[Begin Information given]
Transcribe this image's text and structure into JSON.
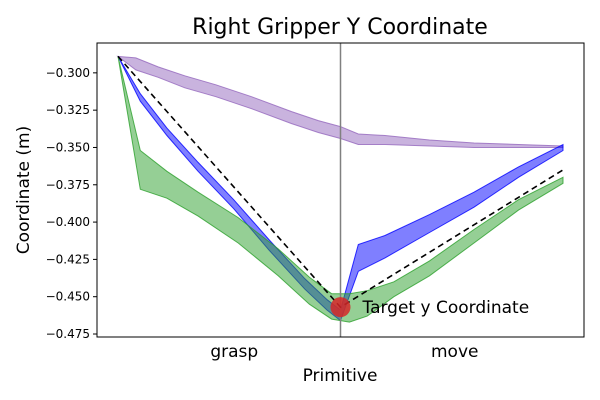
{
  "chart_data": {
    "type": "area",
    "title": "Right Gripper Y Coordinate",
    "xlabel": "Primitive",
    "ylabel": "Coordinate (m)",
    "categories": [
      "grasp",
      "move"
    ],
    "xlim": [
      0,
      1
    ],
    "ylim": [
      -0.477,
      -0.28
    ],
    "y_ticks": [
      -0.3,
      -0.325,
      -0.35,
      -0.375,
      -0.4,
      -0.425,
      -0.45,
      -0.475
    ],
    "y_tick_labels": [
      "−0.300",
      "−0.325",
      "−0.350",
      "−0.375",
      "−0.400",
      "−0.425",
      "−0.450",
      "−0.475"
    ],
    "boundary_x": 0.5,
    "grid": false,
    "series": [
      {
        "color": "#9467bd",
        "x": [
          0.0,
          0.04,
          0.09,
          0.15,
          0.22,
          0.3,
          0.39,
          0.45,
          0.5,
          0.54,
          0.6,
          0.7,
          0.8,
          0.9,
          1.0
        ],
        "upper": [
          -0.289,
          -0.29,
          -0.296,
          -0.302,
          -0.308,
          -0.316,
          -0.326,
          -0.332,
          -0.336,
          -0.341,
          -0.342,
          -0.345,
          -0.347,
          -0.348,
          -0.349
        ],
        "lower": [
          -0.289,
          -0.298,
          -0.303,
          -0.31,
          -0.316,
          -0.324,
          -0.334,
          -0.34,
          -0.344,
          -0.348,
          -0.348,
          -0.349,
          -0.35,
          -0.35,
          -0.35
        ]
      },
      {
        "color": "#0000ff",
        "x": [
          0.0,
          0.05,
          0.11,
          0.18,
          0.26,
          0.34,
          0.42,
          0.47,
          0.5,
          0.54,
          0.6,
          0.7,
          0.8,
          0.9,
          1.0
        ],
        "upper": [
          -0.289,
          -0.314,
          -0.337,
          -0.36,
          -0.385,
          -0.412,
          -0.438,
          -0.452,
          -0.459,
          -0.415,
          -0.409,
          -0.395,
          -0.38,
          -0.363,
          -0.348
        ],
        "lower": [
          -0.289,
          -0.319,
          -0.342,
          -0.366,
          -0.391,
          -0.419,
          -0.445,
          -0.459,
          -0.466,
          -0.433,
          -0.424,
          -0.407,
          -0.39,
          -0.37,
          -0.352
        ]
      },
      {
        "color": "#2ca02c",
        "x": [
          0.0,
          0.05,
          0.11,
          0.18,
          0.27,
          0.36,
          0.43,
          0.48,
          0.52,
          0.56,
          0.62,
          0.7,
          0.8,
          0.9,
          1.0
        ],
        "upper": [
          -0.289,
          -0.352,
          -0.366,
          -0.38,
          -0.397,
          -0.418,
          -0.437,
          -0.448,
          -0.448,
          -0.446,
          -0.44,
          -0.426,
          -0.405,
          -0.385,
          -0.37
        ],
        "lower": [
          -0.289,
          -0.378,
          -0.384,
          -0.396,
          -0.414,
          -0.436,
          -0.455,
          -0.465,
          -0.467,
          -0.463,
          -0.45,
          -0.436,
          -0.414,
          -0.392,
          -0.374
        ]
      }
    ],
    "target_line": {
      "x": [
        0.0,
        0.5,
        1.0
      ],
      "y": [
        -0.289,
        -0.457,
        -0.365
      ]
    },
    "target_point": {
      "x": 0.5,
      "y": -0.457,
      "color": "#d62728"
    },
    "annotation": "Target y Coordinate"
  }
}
[End Information given]
Requirement:
Filter the records down to the lines that contain the string "Coordinate", and copy those lines.

Complete answer:
    "title": "Right Gripper Y Coordinate",
    "ylabel": "Coordinate (m)",
    "annotation": "Target y Coordinate"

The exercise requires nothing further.